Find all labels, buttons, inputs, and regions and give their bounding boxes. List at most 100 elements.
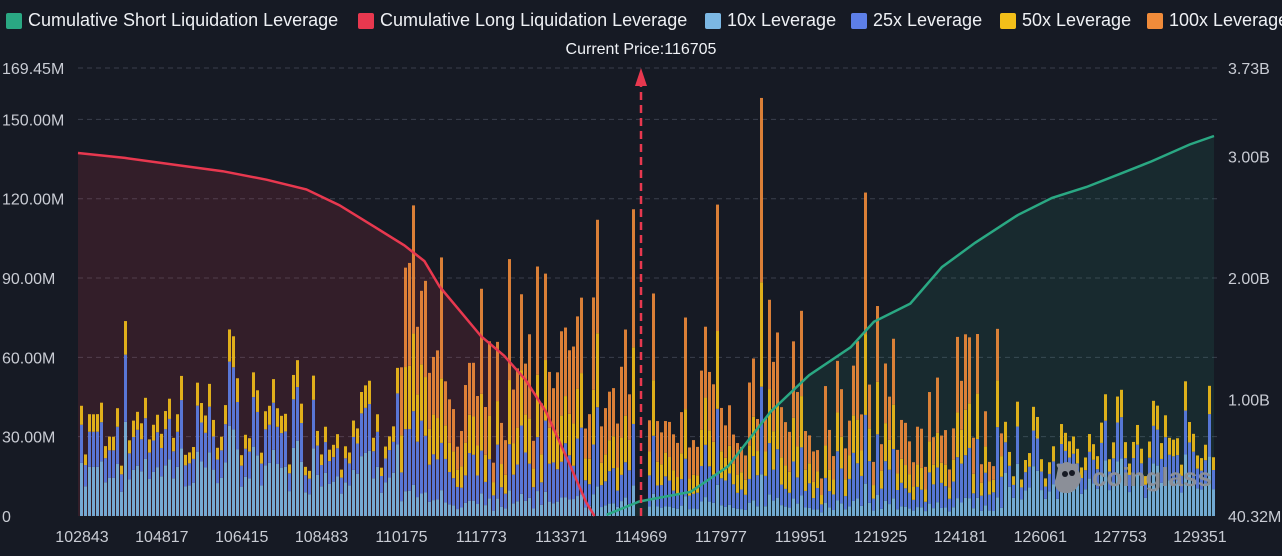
leverage-bar-segment — [1176, 455, 1179, 481]
leverage-bar-segment — [848, 455, 851, 479]
leverage-bar-segment — [664, 421, 667, 453]
leverage-bar-segment — [836, 360, 839, 413]
leverage-bar-segment — [344, 446, 347, 459]
leverage-bar-segment — [612, 468, 615, 504]
leverage-bar-segment — [772, 361, 775, 432]
leverage-bar-segment — [948, 469, 951, 488]
leverage-bar-segment — [256, 455, 259, 516]
leverage-bar-segment — [704, 444, 707, 498]
leverage-bar-segment — [304, 466, 307, 476]
leverage-bar-segment — [816, 509, 819, 516]
leverage-bar-segment — [1032, 430, 1035, 467]
leverage-bar-segment — [100, 402, 103, 423]
leverage-bar-segment — [188, 485, 191, 516]
leverage-bar-segment — [916, 426, 919, 465]
x-tick-label: 110175 — [375, 529, 427, 546]
leverage-bar-segment — [472, 362, 475, 417]
leverage-bar-segment — [676, 442, 679, 478]
leverage-bar-segment — [632, 209, 635, 348]
leverage-bar-segment — [684, 496, 687, 516]
leverage-bar-segment — [724, 506, 727, 516]
leverage-bar-segment — [780, 407, 783, 458]
leverage-bar-segment — [116, 463, 119, 516]
leverage-bar-segment — [676, 477, 679, 496]
leverage-bar-segment — [628, 394, 631, 440]
leverage-bar-segment — [492, 482, 495, 496]
leverage-bar-segment — [828, 491, 831, 508]
leverage-bar-segment — [1044, 486, 1047, 499]
leverage-bar-segment — [932, 437, 935, 465]
leverage-bar-segment — [1024, 472, 1027, 491]
leverage-bar-segment — [768, 389, 771, 444]
x-tick-label: 129351 — [1173, 529, 1226, 546]
leverage-bar-segment — [928, 472, 931, 504]
left-tick-label: 169.45M — [2, 61, 64, 78]
leverage-bar-segment — [992, 511, 995, 516]
leverage-bar-segment — [312, 375, 315, 400]
leverage-bar-segment — [932, 464, 935, 485]
leverage-bar-segment — [708, 430, 711, 467]
leverage-bar-segment — [1184, 381, 1187, 411]
legend-item-2[interactable]: Cumulative Long Liquidation Leverage — [358, 10, 687, 31]
leverage-bar-segment — [964, 497, 967, 516]
legend-item-3[interactable]: 10x Leverage — [705, 10, 836, 31]
legend-label: 10x Leverage — [727, 10, 837, 30]
leverage-bar-segment — [648, 506, 651, 516]
leverage-bar-segment — [796, 446, 799, 478]
leverage-bar-segment — [504, 440, 507, 475]
leverage-bar-segment — [696, 492, 699, 510]
leverage-bar-segment — [976, 439, 979, 498]
leverage-bar-segment — [500, 422, 503, 465]
leverage-bar-segment — [860, 505, 863, 516]
leverage-bar-segment — [512, 474, 515, 504]
leverage-bar-segment — [588, 484, 591, 506]
leverage-bar-segment — [296, 387, 299, 441]
leverage-bar-segment — [660, 507, 663, 516]
leverage-bar-segment — [748, 445, 751, 479]
leverage-bar-segment — [828, 429, 831, 470]
leverage-bar-segment — [380, 492, 383, 516]
leverage-bar-segment — [572, 499, 575, 516]
leverage-bar-segment — [188, 463, 191, 486]
leverage-bar-segment — [968, 403, 971, 448]
leverage-bar-segment — [1176, 438, 1179, 456]
legend-item-1[interactable]: Cumulative Short Liquidation Leverage — [6, 10, 338, 31]
leverage-bar-segment — [924, 489, 927, 502]
leverage-bar-segment — [148, 452, 151, 480]
legend-item-5[interactable]: 50x Leverage — [1000, 10, 1131, 31]
leverage-bar-segment — [264, 429, 267, 466]
leverage-bar-segment — [900, 482, 903, 507]
legend-item-6[interactable]: 100x Leverage — [1147, 10, 1282, 31]
leverage-bar-segment — [404, 267, 407, 368]
leverage-bar-segment — [1104, 394, 1107, 421]
leverage-bar-segment — [820, 504, 823, 513]
leverage-bar-segment — [828, 469, 831, 492]
leverage-bar-segment — [332, 481, 335, 516]
leverage-bar-segment — [468, 453, 471, 501]
leverage-bar-segment — [248, 451, 251, 479]
leverage-bar-segment — [728, 473, 731, 505]
x-tick-label: 119951 — [775, 529, 827, 546]
leverage-bar-segment — [292, 374, 295, 400]
legend-item-4[interactable]: 25x Leverage — [851, 10, 982, 31]
leverage-bar-segment — [764, 506, 767, 516]
leverage-bar-segment — [520, 294, 523, 371]
leverage-bar-segment — [1124, 442, 1127, 459]
leverage-bar-segment — [456, 446, 459, 470]
leverage-bar-segment — [784, 488, 787, 507]
leverage-bar-segment — [940, 507, 943, 516]
leverage-bar-segment — [520, 370, 523, 426]
leverage-bar-segment — [556, 501, 559, 516]
leverage-bar-segment — [320, 454, 323, 466]
leverage-bar-segment — [788, 471, 791, 493]
leverage-bar-segment — [1188, 473, 1191, 516]
leverage-bar-segment — [1092, 444, 1095, 460]
leverage-bar-segment — [1020, 499, 1023, 516]
leverage-bar-segment — [952, 507, 955, 516]
leverage-bar-segment — [360, 413, 363, 457]
leverage-bar-segment — [96, 466, 99, 516]
leverage-bar-segment — [552, 462, 555, 504]
leverage-bar-segment — [204, 432, 207, 468]
leverage-bar-segment — [592, 444, 595, 495]
leverage-bar-segment — [1016, 401, 1019, 427]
■ ■ ■ ■ ■
■ **Aufgabendetails**:
Suche in den Datensätzen alle Zeilen heraus, die die Zeichenfolge „interactable“ enthalten, und gib sie unverändert wieder. Achte dabei auf Groß- und Kleinschreibung.

■ **Lösung der Aufgabe**:
legend-item-2[interactable]: Cumulative Long Liquidation Leverage — [358, 10, 687, 31]
legend-item-3[interactable]: 10x Leverage — [705, 10, 836, 31]
legend-item-1[interactable]: Cumulative Short Liquidation Leverage — [6, 10, 338, 31]
legend-item-5[interactable]: 50x Leverage — [1000, 10, 1131, 31]
legend-item-6[interactable]: 100x Leverage — [1147, 10, 1282, 31]
legend-item-4[interactable]: 25x Leverage — [851, 10, 982, 31]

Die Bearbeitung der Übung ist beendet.